> _What to work on_
Out of the entries that follow, copy each line containing "format".

> _Records supplied_
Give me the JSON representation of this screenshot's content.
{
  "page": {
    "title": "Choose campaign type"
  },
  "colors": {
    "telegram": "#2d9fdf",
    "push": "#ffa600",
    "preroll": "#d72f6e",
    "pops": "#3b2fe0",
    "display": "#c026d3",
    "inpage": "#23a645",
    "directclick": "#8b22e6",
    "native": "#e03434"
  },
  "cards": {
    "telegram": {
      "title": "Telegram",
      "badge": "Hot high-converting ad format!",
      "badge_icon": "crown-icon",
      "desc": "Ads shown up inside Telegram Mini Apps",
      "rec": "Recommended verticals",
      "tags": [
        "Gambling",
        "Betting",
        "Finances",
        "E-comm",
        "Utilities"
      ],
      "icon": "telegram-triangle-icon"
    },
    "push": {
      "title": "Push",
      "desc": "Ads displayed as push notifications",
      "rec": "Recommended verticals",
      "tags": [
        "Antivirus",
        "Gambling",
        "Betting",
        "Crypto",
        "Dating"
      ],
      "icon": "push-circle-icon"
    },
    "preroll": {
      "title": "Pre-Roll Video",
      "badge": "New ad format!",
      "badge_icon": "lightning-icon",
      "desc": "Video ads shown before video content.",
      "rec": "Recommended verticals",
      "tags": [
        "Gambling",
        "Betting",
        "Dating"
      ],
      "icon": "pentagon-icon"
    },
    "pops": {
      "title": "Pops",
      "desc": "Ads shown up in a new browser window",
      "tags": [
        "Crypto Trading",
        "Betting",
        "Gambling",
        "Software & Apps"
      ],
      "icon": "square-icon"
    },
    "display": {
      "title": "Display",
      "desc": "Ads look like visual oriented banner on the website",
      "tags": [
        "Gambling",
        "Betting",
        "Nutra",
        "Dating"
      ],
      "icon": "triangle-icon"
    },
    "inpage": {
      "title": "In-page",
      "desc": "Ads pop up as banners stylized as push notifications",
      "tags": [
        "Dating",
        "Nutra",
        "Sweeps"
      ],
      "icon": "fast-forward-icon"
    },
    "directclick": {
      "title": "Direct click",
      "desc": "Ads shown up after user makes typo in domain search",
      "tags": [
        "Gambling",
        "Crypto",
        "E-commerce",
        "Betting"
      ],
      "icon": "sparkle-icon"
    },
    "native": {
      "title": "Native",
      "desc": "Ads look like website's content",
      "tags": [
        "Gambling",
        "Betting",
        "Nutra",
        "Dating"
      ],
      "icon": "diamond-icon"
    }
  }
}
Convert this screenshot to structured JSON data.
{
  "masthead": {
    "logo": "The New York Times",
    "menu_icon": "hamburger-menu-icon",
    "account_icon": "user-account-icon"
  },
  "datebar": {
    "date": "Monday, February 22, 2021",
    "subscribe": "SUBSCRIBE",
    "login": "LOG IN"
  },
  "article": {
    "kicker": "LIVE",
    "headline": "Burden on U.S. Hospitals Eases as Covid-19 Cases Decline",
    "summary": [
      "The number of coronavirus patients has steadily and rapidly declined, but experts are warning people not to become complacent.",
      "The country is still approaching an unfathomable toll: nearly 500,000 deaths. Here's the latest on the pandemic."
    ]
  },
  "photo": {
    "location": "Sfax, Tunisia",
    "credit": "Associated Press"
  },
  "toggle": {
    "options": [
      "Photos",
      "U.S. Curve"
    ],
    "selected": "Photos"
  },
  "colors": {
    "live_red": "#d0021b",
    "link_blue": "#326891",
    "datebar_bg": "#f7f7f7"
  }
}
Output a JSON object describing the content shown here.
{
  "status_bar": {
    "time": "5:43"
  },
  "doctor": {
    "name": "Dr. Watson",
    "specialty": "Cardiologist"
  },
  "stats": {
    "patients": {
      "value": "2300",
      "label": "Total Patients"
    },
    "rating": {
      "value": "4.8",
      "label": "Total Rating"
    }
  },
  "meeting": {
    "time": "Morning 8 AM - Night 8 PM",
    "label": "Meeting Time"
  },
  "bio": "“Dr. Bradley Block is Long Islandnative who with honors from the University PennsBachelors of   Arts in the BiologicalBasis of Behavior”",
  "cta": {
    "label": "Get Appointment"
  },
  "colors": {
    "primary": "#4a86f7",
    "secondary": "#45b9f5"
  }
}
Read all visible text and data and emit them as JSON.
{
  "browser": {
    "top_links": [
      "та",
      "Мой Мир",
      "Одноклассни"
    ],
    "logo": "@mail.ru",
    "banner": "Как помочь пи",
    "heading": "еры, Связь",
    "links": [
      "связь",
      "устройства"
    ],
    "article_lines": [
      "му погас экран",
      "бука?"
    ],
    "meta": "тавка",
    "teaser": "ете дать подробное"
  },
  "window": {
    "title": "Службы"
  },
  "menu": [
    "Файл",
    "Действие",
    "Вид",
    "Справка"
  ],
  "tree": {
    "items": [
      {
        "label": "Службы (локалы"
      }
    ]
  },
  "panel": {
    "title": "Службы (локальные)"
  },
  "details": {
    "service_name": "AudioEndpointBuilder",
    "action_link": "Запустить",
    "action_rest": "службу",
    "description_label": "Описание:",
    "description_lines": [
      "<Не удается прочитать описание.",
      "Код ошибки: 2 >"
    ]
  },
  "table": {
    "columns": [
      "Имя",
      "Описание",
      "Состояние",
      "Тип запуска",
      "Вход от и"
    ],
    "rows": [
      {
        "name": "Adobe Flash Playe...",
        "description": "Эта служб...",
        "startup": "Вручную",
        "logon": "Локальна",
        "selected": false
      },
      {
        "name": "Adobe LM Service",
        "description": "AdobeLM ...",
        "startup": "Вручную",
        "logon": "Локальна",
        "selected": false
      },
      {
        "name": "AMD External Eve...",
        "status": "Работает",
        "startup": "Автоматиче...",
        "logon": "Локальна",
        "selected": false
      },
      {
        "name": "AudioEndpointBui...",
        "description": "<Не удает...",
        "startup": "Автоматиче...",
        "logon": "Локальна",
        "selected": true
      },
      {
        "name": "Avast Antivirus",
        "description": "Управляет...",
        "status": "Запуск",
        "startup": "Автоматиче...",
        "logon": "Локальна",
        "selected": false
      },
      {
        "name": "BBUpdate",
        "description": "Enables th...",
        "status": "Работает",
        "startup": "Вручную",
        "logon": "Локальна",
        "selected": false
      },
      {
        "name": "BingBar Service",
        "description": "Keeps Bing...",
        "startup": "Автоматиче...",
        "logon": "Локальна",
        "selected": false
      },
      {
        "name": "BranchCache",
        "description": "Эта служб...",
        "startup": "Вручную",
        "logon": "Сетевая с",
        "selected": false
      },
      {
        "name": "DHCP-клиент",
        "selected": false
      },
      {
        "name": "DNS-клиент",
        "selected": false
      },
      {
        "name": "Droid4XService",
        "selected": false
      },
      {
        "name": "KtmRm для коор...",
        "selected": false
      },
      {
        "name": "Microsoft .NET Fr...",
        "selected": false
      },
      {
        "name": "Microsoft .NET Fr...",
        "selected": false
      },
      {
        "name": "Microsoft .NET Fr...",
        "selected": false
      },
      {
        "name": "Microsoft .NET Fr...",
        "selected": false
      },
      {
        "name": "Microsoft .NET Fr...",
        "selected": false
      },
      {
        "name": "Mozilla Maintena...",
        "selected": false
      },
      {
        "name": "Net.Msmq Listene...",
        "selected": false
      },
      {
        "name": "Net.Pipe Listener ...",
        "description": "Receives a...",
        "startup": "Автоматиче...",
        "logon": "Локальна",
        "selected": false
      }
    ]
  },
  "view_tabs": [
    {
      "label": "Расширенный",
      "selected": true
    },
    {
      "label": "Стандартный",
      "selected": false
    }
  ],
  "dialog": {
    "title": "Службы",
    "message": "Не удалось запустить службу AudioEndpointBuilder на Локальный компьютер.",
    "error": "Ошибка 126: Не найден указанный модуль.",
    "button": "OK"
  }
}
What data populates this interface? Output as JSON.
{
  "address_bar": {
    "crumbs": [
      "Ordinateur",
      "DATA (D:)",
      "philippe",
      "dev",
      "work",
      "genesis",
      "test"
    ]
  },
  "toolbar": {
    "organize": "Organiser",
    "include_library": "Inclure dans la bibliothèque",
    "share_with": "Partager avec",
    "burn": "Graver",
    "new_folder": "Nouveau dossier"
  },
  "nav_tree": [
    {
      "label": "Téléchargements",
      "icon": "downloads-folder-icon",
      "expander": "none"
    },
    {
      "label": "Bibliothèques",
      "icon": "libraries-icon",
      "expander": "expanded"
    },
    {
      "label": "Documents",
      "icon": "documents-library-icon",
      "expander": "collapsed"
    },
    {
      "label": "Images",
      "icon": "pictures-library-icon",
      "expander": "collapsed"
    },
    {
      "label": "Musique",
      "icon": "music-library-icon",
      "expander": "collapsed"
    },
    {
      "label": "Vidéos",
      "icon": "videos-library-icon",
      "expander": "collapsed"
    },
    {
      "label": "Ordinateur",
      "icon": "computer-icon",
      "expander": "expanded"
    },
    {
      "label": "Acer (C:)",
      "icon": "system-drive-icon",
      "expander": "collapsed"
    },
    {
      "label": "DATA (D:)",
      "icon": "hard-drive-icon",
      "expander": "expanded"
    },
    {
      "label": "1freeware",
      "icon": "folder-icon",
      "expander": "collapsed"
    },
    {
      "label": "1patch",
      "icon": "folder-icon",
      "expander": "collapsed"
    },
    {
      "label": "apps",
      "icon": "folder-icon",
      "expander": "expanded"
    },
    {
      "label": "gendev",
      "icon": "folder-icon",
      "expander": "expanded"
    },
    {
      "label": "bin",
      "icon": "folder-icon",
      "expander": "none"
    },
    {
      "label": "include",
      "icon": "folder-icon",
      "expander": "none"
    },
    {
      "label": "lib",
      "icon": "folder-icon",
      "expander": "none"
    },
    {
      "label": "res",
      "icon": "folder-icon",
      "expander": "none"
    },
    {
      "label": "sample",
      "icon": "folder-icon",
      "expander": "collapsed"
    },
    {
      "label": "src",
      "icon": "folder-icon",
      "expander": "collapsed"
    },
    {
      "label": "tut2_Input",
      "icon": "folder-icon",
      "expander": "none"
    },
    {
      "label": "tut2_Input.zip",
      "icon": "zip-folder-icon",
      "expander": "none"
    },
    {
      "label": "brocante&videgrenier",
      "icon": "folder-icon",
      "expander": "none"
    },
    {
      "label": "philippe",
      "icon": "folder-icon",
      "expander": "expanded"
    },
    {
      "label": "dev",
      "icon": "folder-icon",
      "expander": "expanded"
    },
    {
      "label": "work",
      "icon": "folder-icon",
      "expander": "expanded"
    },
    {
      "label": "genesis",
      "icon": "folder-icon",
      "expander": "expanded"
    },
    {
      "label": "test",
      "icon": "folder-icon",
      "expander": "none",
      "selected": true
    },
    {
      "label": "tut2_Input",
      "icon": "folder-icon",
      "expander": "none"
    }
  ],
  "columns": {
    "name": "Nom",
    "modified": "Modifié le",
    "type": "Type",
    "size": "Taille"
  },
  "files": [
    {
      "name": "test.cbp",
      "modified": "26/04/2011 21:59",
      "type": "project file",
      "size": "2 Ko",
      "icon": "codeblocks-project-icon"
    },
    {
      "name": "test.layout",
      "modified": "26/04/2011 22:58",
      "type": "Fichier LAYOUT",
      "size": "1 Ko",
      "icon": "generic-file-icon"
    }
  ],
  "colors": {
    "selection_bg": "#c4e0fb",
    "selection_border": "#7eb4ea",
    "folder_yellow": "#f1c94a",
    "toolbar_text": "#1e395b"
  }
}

> _Result of the exercise_
      "badge": "Hot high-converting ad format!",
      "badge": "New ad format!",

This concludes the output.